### The problem:
Copy out the material below in full, but not its images.

### Record list:
▬▬▬▬▬▬▬▬▬▬
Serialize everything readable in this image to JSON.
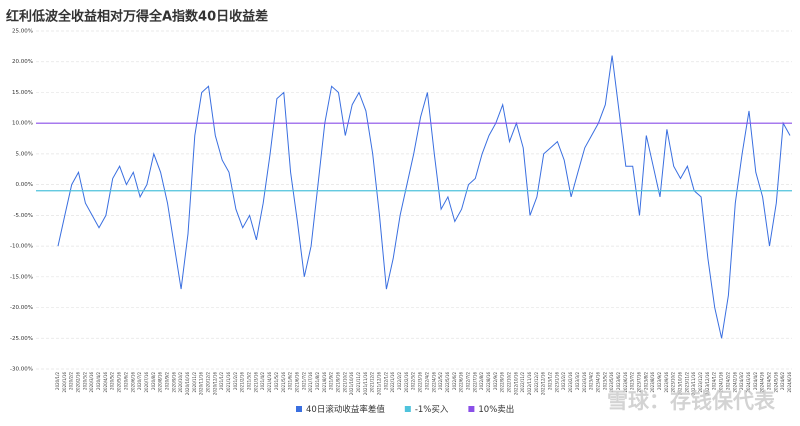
{
  "chart_data": {
    "type": "line",
    "title": "红利低波全收益相对万得全A指数40日收益差",
    "categories": [
      "2020/1/2",
      "2020/1/16",
      "2020/2/2",
      "2020/2/16",
      "2020/3/2",
      "2020/3/16",
      "2020/4/2",
      "2020/4/16",
      "2020/5/2",
      "2020/5/16",
      "2020/6/2",
      "2020/6/16",
      "2020/7/2",
      "2020/7/16",
      "2020/8/2",
      "2020/8/16",
      "2020/9/2",
      "2020/9/16",
      "2020/10/2",
      "2020/10/16",
      "2020/11/2",
      "2020/11/16",
      "2020/12/2",
      "2020/12/16",
      "2021/1/2",
      "2021/1/16",
      "2021/2/2",
      "2021/2/16",
      "2021/3/2",
      "2021/3/16",
      "2021/4/2",
      "2021/4/16",
      "2021/5/2",
      "2021/5/16",
      "2021/6/2",
      "2021/6/16",
      "2021/7/2",
      "2021/7/16",
      "2021/8/2",
      "2021/8/16",
      "2021/9/2",
      "2021/9/16",
      "2021/10/2",
      "2021/10/16",
      "2021/11/2",
      "2021/11/16",
      "2021/12/2",
      "2021/12/16",
      "2022/1/2",
      "2022/1/16",
      "2022/2/2",
      "2022/2/16",
      "2022/3/2",
      "2022/3/16",
      "2022/4/2",
      "2022/4/16",
      "2022/5/2",
      "2022/5/16",
      "2022/6/2",
      "2022/6/16",
      "2022/7/2",
      "2022/7/16",
      "2022/8/2",
      "2022/8/16",
      "2022/9/2",
      "2022/9/16",
      "2022/10/2",
      "2022/10/16",
      "2022/11/2",
      "2022/11/16",
      "2022/12/2",
      "2022/12/16",
      "2023/1/2",
      "2023/1/16",
      "2023/2/2",
      "2023/2/16",
      "2023/3/2",
      "2023/3/16",
      "2023/4/2",
      "2023/4/16",
      "2023/5/2",
      "2023/5/16",
      "2023/6/2",
      "2023/6/16",
      "2023/7/2",
      "2023/7/16",
      "2023/8/2",
      "2023/8/16",
      "2023/9/2",
      "2023/9/16",
      "2023/10/2",
      "2023/10/16",
      "2023/11/2",
      "2023/11/16",
      "2023/12/2",
      "2023/12/16",
      "2024/1/2",
      "2024/1/16",
      "2024/2/2",
      "2024/2/16",
      "2024/3/2",
      "2024/3/16",
      "2024/4/2",
      "2024/4/16",
      "2024/5/2",
      "2024/5/16",
      "2024/6/2",
      "2024/6/16"
    ],
    "series": [
      {
        "name": "40日滚动收益率差值",
        "color": "#3a6fe0",
        "values": [
          -10,
          -5,
          0,
          2,
          -3,
          -5,
          -7,
          -5,
          1,
          3,
          0,
          2,
          -2,
          0,
          5,
          2,
          -3,
          -10,
          -17,
          -8,
          8,
          15,
          16,
          8,
          4,
          2,
          -4,
          -7,
          -5,
          -9,
          -3,
          5,
          14,
          15,
          2,
          -6,
          -15,
          -10,
          0,
          10,
          16,
          15,
          8,
          13,
          15,
          12,
          5,
          -5,
          -17,
          -12,
          -5,
          0,
          5,
          11,
          15,
          5,
          -4,
          -2,
          -6,
          -4,
          0,
          1,
          5,
          8,
          10,
          13,
          7,
          10,
          6,
          -5,
          -2,
          5,
          6,
          7,
          4,
          -2,
          2,
          6,
          8,
          10,
          13,
          21,
          12,
          3,
          3,
          -5,
          8,
          3,
          -2,
          9,
          3,
          1,
          3,
          -1,
          -2,
          -12,
          -20,
          -25,
          -18,
          -3,
          5,
          12,
          2,
          -2,
          -10,
          -3,
          10,
          8
        ]
      }
    ],
    "reference_lines": [
      {
        "name": "-1%买入",
        "value": -1,
        "color": "#4fc3dc"
      },
      {
        "name": "10%卖出",
        "value": 10,
        "color": "#8a4fe8"
      }
    ],
    "ylim": [
      -30,
      25
    ],
    "yticks": [
      {
        "value": -30,
        "label": "-30.00%"
      },
      {
        "value": -25,
        "label": "-25.00%"
      },
      {
        "value": -20,
        "label": "-20.00%"
      },
      {
        "value": -15,
        "label": "-15.00%"
      },
      {
        "value": -10,
        "label": "-10.00%"
      },
      {
        "value": -5,
        "label": "-5.00%"
      },
      {
        "value": 0,
        "label": "0.00%"
      },
      {
        "value": 5,
        "label": "5.00%"
      },
      {
        "value": 10,
        "label": "10.00%"
      },
      {
        "value": 15,
        "label": "15.00%"
      },
      {
        "value": 20,
        "label": "20.00%"
      },
      {
        "value": 25,
        "label": "25.00%"
      }
    ],
    "grid": true,
    "watermark": "雪球：存钱保代表"
  }
}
▬▬▬▬▬▬▬▬▬▬
### Answer to this problem:
Serialize everything readable in this image to JSON.
{
  "chart_data": {
    "type": "line",
    "title": "红利低波全收益相对万得全A指数40日收益差",
    "categories": [
      "2020/1/2",
      "2020/1/16",
      "2020/2/2",
      "2020/2/16",
      "2020/3/2",
      "2020/3/16",
      "2020/4/2",
      "2020/4/16",
      "2020/5/2",
      "2020/5/16",
      "2020/6/2",
      "2020/6/16",
      "2020/7/2",
      "2020/7/16",
      "2020/8/2",
      "2020/8/16",
      "2020/9/2",
      "2020/9/16",
      "2020/10/2",
      "2020/10/16",
      "2020/11/2",
      "2020/11/16",
      "2020/12/2",
      "2020/12/16",
      "2021/1/2",
      "2021/1/16",
      "2021/2/2",
      "2021/2/16",
      "2021/3/2",
      "2021/3/16",
      "2021/4/2",
      "2021/4/16",
      "2021/5/2",
      "2021/5/16",
      "2021/6/2",
      "2021/6/16",
      "2021/7/2",
      "2021/7/16",
      "2021/8/2",
      "2021/8/16",
      "2021/9/2",
      "2021/9/16",
      "2021/10/2",
      "2021/10/16",
      "2021/11/2",
      "2021/11/16",
      "2021/12/2",
      "2021/12/16",
      "2022/1/2",
      "2022/1/16",
      "2022/2/2",
      "2022/2/16",
      "2022/3/2",
      "2022/3/16",
      "2022/4/2",
      "2022/4/16",
      "2022/5/2",
      "2022/5/16",
      "2022/6/2",
      "2022/6/16",
      "2022/7/2",
      "2022/7/16",
      "2022/8/2",
      "2022/8/16",
      "2022/9/2",
      "2022/9/16",
      "2022/10/2",
      "2022/10/16",
      "2022/11/2",
      "2022/11/16",
      "2022/12/2",
      "2022/12/16",
      "2023/1/2",
      "2023/1/16",
      "2023/2/2",
      "2023/2/16",
      "2023/3/2",
      "2023/3/16",
      "2023/4/2",
      "2023/4/16",
      "2023/5/2",
      "2023/5/16",
      "2023/6/2",
      "2023/6/16",
      "2023/7/2",
      "2023/7/16",
      "2023/8/2",
      "2023/8/16",
      "2023/9/2",
      "2023/9/16",
      "2023/10/2",
      "2023/10/16",
      "2023/11/2",
      "2023/11/16",
      "2023/12/2",
      "2023/12/16",
      "2024/1/2",
      "2024/1/16",
      "2024/2/2",
      "2024/2/16",
      "2024/3/2",
      "2024/3/16",
      "2024/4/2",
      "2024/4/16",
      "2024/5/2",
      "2024/5/16",
      "2024/6/2",
      "2024/6/16"
    ],
    "series": [
      {
        "name": "40日滚动收益率差值",
        "color": "#3a6fe0",
        "values": [
          -10,
          -5,
          0,
          2,
          -3,
          -5,
          -7,
          -5,
          1,
          3,
          0,
          2,
          -2,
          0,
          5,
          2,
          -3,
          -10,
          -17,
          -8,
          8,
          15,
          16,
          8,
          4,
          2,
          -4,
          -7,
          -5,
          -9,
          -3,
          5,
          14,
          15,
          2,
          -6,
          -15,
          -10,
          0,
          10,
          16,
          15,
          8,
          13,
          15,
          12,
          5,
          -5,
          -17,
          -12,
          -5,
          0,
          5,
          11,
          15,
          5,
          -4,
          -2,
          -6,
          -4,
          0,
          1,
          5,
          8,
          10,
          13,
          7,
          10,
          6,
          -5,
          -2,
          5,
          6,
          7,
          4,
          -2,
          2,
          6,
          8,
          10,
          13,
          21,
          12,
          3,
          3,
          -5,
          8,
          3,
          -2,
          9,
          3,
          1,
          3,
          -1,
          -2,
          -12,
          -20,
          -25,
          -18,
          -3,
          5,
          12,
          2,
          -2,
          -10,
          -3,
          10,
          8
        ]
      }
    ],
    "reference_lines": [
      {
        "name": "-1%买入",
        "value": -1,
        "color": "#4fc3dc"
      },
      {
        "name": "10%卖出",
        "value": 10,
        "color": "#8a4fe8"
      }
    ],
    "ylim": [
      -30,
      25
    ],
    "yticks": [
      {
        "value": -30,
        "label": "-30.00%"
      },
      {
        "value": -25,
        "label": "-25.00%"
      },
      {
        "value": -20,
        "label": "-20.00%"
      },
      {
        "value": -15,
        "label": "-15.00%"
      },
      {
        "value": -10,
        "label": "-10.00%"
      },
      {
        "value": -5,
        "label": "-5.00%"
      },
      {
        "value": 0,
        "label": "0.00%"
      },
      {
        "value": 5,
        "label": "5.00%"
      },
      {
        "value": 10,
        "label": "10.00%"
      },
      {
        "value": 15,
        "label": "15.00%"
      },
      {
        "value": 20,
        "label": "20.00%"
      },
      {
        "value": 25,
        "label": "25.00%"
      }
    ],
    "grid": true,
    "watermark": "雪球：存钱保代表"
  }
}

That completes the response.